**As suas tarefas:**
1. Resuma em duas frases o texto sobre o recurso dos arguidos.
2. Transcreva fielmente, do texto sobre o recurso dos arguidos, tudo o que vai desde "Ouvidos os recorrentes" até "dispensa de vistos.".

Ouvidos os recorrentes sobre a questão prévia suscitada pelo Exmº Procurador-Geral Adjunto, não apresentaram eles qualquer resposta.
5. Cumpre apreciar e decidir, com dispensa de vistos.
II - Fundamentos.
6. Nas alegações do recurso para o Tribunal da Relação do Porto do despacho do Juiz de Instrução que indeferiu a realização de diligências probatórias requeridas pelos arguidos, imputaram os recorrentes o vício de inconstitucionalidade ora a normas, ora a acções e omissões, ora, mais incisiva e repetidamente, ao despacho judicial 'que indeferiu a realização de prova que
[os arguidos] requereram com vista à substituição das medidas de coacção que lhes foram aplicadas'.

**Excerto da fonte:**

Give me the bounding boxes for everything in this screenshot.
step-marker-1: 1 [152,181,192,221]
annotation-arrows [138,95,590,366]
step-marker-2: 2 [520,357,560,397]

**Resolução dos exercícios:**
1. Ouvidos sobre a questão prévia suscitada pelo Procurador-Geral Adjunto, os recorrentes não apresentaram qualquer resposta. No recurso para o Tribunal da Relação do Porto do despacho do Juiz de Instrução que indeferiu as diligências probatórias requeridas pelos arguidos, os recorrentes imputaram o vício de inconstitucionalidade a normas, a acções e omissões e, de forma mais incisiva e repetida, ao próprio despacho judicial.

2.
Ouvidos os recorrentes sobre a questão prévia suscitada pelo Exmº Procurador-Geral Adjunto, não apresentaram eles qualquer resposta.
5. Cumpre apreciar e decidir, com dispensa de vistos.